-- Exercise goal --
From the listing below, copy every line with the word "substance".

-- Records from a collection --

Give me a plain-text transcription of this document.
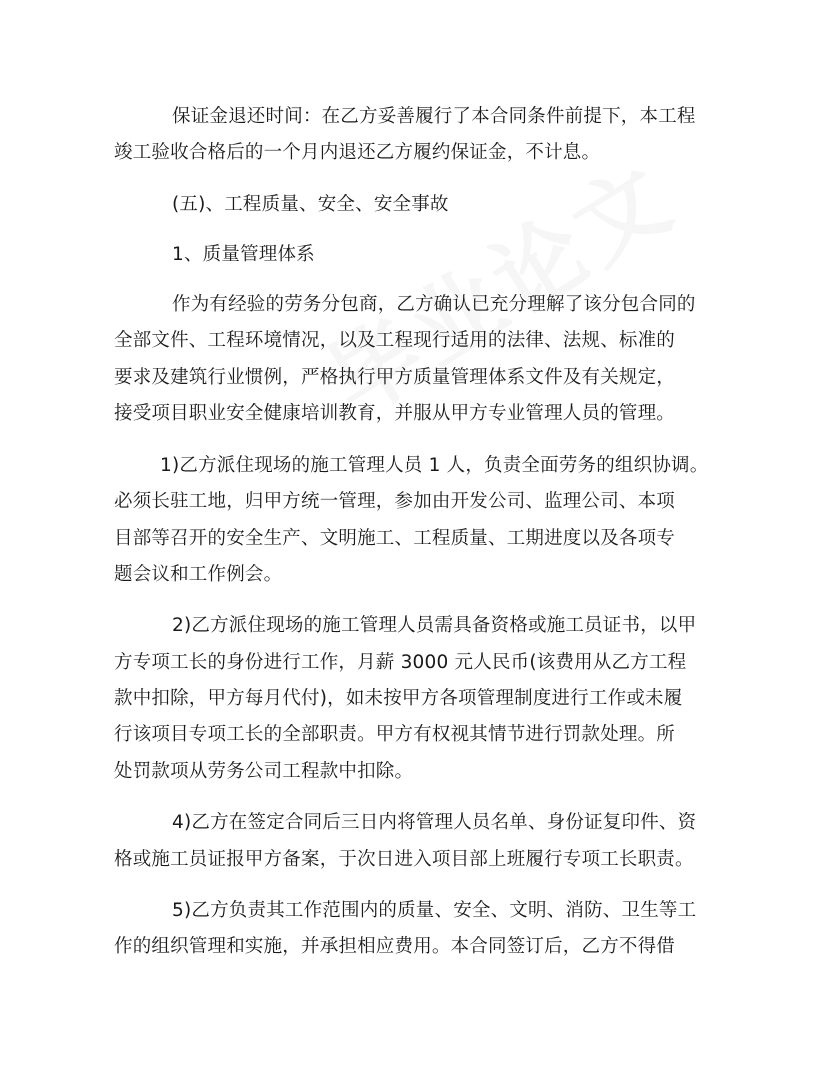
保证金退还时间：在乙方妥善履行了本合同条件前提下，本工程
竣工验收合格后的一个月内退还乙方履约保证金，不计息。
(五)、工程质量、安全、安全事故
1、质量管理体系
作为有经验的劳务分包商，乙方确认已充分理解了该分包合同的
全部文件、工程环境情况，以及工程现行适用的法律、法规、标准的
要求及建筑行业惯例，严格执行甲方质量管理体系文件及有关规定，
接受项目职业安全健康培训教育，并服从甲方专业管理人员的管理。
1)乙方派住现场的施工管理人员 1 人，负责全面劳务的组织协调。
必须长驻工地，归甲方统一管理，参加由开发公司、监理公司、本项
目部等召开的安全生产、文明施工、工程质量、工期进度以及各项专
题会议和工作例会。
2)乙方派住现场的施工管理人员需具备资格或施工员证书，以甲
方专项工长的身份进行工作，月薪 3000 元人民币(该费用从乙方工程
款中扣除，甲方每月代付)，如未按甲方各项管理制度进行工作或未履
行该项目专项工长的全部职责。甲方有权视其情节进行罚款处理。所
处罚款项从劳务公司工程款中扣除。
4)乙方在签定合同后三日内将管理人员名单、身份证复印件、资
格或施工员证报甲方备案，于次日进入项目部上班履行专项工长职责。
5)乙方负责其工作范围内的质量、安全、文明、消防、卫生等工
作的组织管理和实施，并承担相应费用。本合同签订后，乙方不得借
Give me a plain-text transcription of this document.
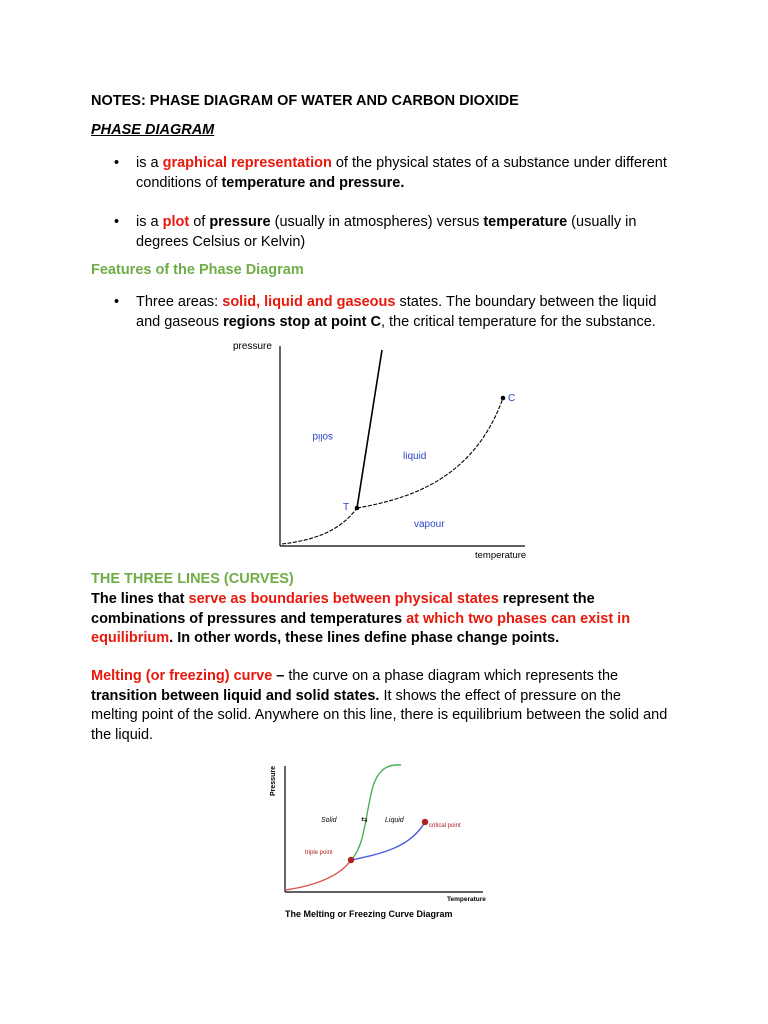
NOTES: PHASE DIAGRAM OF WATER AND CARBON DIOXIDE
PHASE DIAGRAM
• is a graphical representation of the physical states of a substance under different conditions of temperature and pressure.
• is a plot of pressure (usually in atmospheres) versus temperature (usually in degrees Celsius or Kelvin)
Features of the Phase Diagram
• Three areas: solid, liquid and gaseous states. The boundary between the liquid and gaseous regions stop at point C, the critical temperature for the substance.
pressure
temperature
solid
liquid
vapour
T
C
THE THREE LINES (CURVES)
The lines that serve as boundaries between physical states represent the combinations of pressures and temperatures at which two phases can exist in equilibrium. In other words, these lines define phase change points.
Melting (or freezing) curve – the curve on a phase diagram which represents the transition between liquid and solid states. It shows the effect of pressure on the melting point of the solid. Anywhere on this line, there is equilibrium between the solid and the liquid.
Pressure
Temperature
Solid	⇆ Liquid
triple point
critical point
The Melting or Freezing Curve Diagram
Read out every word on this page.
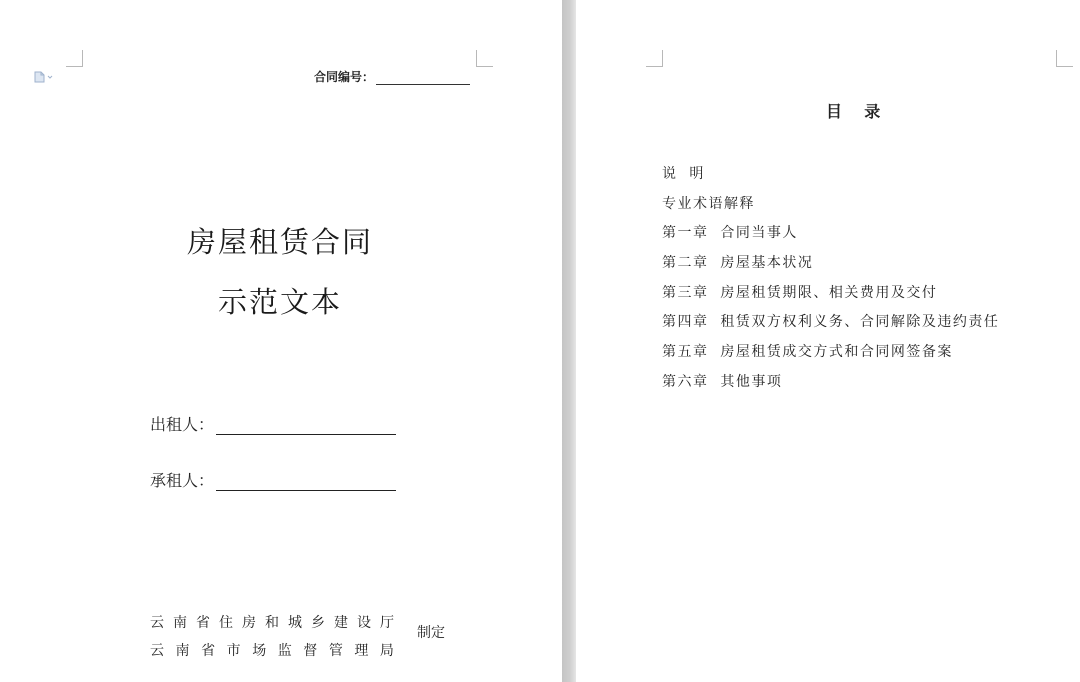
合同编号：
房屋租赁合同
示范文本
出租人：
承租人：
云 南 省 住 房 和 城 乡 建 设 厅
云 南 省 市 场 监 督 管 理 局
制定
目    录
说  明
专业术语解释
第一章  合同当事人
第二章  房屋基本状况
第三章  房屋租赁期限、相关费用及交付
第四章  租赁双方权利义务、合同解除及违约责任
第五章  房屋租赁成交方式和合同网签备案
第六章  其他事项
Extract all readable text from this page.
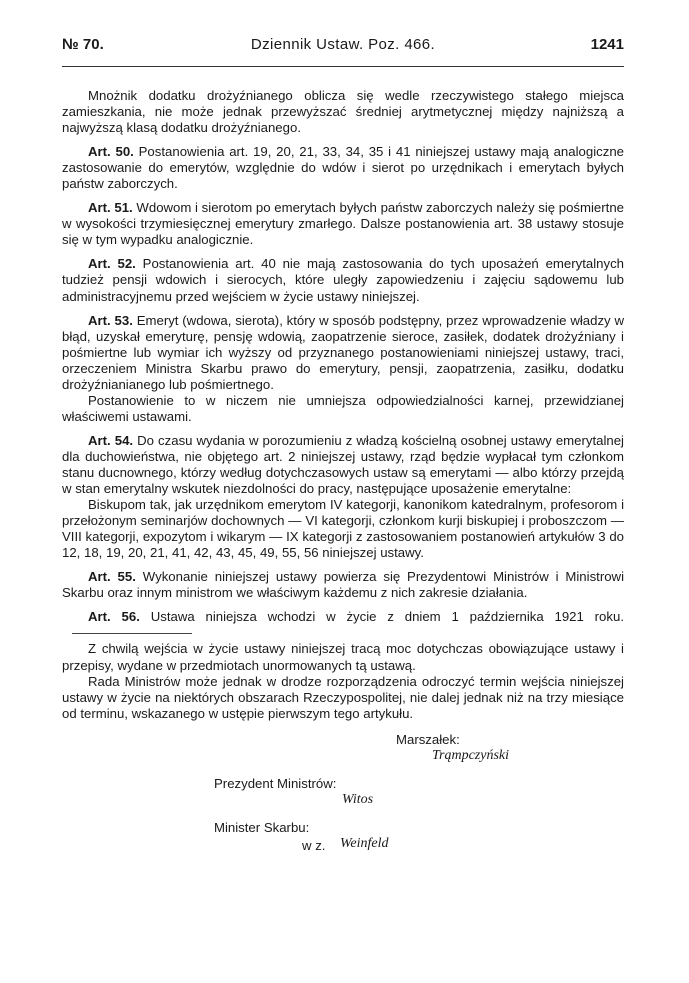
№ 70.	Dziennik Ustaw. Poz. 466.	1241

Mnożnik dodatku drożyźnianego oblicza się wedle rzeczywistego stałego miejsca zamieszkania, nie może jednak przewyższać średniej arytmetycznej między najniższą a najwyższą klasą dodatku drożyźnianego.

Art. 50. Postanowienia art. 19, 20, 21, 33, 34, 35 i 41 niniejszej ustawy mają analogiczne zastosowanie do emerytów, względnie do wdów i sierot po urzędnikach i emerytach byłych państw zaborczych.

Art. 51. Wdowom i sierotom po emerytach byłych państw zaborczych należy się pośmiertne w wysokości trzymiesięcznej emerytury zmarłego. Dalsze postanowienia art. 38 ustawy stosuje się w tym wypadku analogicznie.

Art. 52. Postanowienia art. 40 nie mają zastosowania do tych uposażeń emerytalnych tudzież pensji wdowich i sierocych, które uległy zapowiedzeniu i zajęciu sądowemu lub administracyjnemu przed wejściem w życie ustawy niniejszej.

Art. 53. Emeryt (wdowa, sierota), który w sposób podstępny, przez wprowadzenie władzy w błąd, uzyskał emeryturę, pensję wdowią, zaopatrzenie sieroce, zasiłek, dodatek drożyźniany i pośmiertne lub wymiar ich wyższy od przyznanego postanowieniami niniejszej ustawy, traci, orzeczeniem Ministra Skarbu prawo do emerytury, pensji, zaopatrzenia, zasiłku, dodatku drożyźnianianego lub pośmiertnego.

Postanowienie to w niczem nie umniejsza odpowiedzialności karnej, przewidzianej właściwemi ustawami.

Art. 54. Do czasu wydania w porozumieniu z władzą kościelną osobnej ustawy emerytalnej dla duchowieństwa, nie objętego art. 2 niniejszej ustawy, rząd będzie wypłacał tym członkom stanu ducnownego, którzy według dotychczasowych ustaw są emerytami — albo którzy przejdą w stan emerytalny wskutek niezdolności do pracy, następujące uposażenie emerytalne:

Biskupom tak, jak urzędnikom emerytom IV kategorji, kanonikom katedralnym, profesorom i przełożonym seminarjów dochownych — VI kategorji, członkom kurji biskupiej i proboszczom — VIII kategorji, expozytom i wikarym — IX kategorji z zastosowaniem postanowień artykułów 3 do 12, 18, 19, 20, 21, 41, 42, 43, 45, 49, 55, 56 niniejszej ustawy.

Art. 55. Wykonanie niniejszej ustawy powierza się Prezydentowi Ministrów i Ministrowi Skarbu oraz innym ministrom we właściwym każdemu z nich zakresie działania.

Art. 56. Ustawa niniejsza wchodzi w życie z dniem 1 października 1921 roku.

Z chwilą wejścia w życie ustawy niniejszej tracą moc dotychczas obowiązujące ustawy i przepisy, wydane w przedmiotach unormowanych tą ustawą.

Rada Ministrów może jednak w drodze rozporządzenia odroczyć termin wejścia niniejszej ustawy w życie na niektórych obszarach Rzeczypospolitej, nie dalej jednak niż na trzy miesiące od terminu, wskazanego w ustępie pierwszym tego artykułu.

Marszałek:
Trąmpczyński
Prezydent Ministrów:
Witos
Minister Skarbu:
w z. Weinfeld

-- Response to this task --
• is a graphical representation of the physical states of a substance under different conditions of temperature and pressure.
• Three areas: solid, liquid and gaseous states. The boundary between the liquid and gaseous regions stop at point C, the critical temperature for the substance.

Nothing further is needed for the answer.